EXERCISE DESCRIPTION
Reproduce each line that includes the word "JSON".
[BEGIN]
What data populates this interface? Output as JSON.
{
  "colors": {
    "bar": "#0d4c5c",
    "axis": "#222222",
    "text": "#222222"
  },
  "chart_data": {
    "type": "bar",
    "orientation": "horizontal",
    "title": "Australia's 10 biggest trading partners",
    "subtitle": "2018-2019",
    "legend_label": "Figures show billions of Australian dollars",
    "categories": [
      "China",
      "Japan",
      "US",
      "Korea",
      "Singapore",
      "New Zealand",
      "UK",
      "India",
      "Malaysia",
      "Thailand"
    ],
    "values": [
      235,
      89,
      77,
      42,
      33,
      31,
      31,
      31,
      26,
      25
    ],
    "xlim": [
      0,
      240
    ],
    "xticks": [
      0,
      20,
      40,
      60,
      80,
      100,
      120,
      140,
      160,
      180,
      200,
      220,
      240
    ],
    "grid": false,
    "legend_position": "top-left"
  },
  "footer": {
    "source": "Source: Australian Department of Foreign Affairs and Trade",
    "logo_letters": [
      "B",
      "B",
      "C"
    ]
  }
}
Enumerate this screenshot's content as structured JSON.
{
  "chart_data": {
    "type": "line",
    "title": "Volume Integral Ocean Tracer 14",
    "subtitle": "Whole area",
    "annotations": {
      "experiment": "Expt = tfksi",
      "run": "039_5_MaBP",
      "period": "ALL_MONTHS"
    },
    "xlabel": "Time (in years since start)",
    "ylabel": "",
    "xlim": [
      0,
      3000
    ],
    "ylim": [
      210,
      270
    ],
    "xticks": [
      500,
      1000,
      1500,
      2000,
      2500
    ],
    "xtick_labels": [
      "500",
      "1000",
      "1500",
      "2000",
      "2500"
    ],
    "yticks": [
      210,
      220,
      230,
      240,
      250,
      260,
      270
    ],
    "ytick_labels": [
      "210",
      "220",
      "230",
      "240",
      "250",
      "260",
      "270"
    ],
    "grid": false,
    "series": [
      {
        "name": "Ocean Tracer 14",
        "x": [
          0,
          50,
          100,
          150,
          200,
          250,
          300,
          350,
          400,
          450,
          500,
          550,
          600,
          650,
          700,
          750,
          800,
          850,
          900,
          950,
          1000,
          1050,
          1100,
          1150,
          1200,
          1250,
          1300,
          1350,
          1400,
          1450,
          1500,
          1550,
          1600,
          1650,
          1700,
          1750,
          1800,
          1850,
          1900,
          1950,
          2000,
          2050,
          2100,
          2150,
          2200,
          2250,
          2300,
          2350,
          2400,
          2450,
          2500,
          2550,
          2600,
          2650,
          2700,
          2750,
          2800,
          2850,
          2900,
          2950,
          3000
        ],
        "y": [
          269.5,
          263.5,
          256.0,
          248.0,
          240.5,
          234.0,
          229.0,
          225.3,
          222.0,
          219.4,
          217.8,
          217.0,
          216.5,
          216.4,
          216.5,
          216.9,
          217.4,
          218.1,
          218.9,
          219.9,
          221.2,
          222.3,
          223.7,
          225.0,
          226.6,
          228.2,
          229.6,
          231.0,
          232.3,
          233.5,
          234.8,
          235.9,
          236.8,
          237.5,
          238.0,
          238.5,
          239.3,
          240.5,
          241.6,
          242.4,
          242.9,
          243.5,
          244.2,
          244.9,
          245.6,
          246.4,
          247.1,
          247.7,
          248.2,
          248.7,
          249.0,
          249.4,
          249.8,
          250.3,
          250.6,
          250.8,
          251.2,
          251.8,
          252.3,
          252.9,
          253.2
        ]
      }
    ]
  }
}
[END]
RESPONSE TO THE TASK
What data populates this interface? Output as JSON.
Enumerate this screenshot's content as structured JSON.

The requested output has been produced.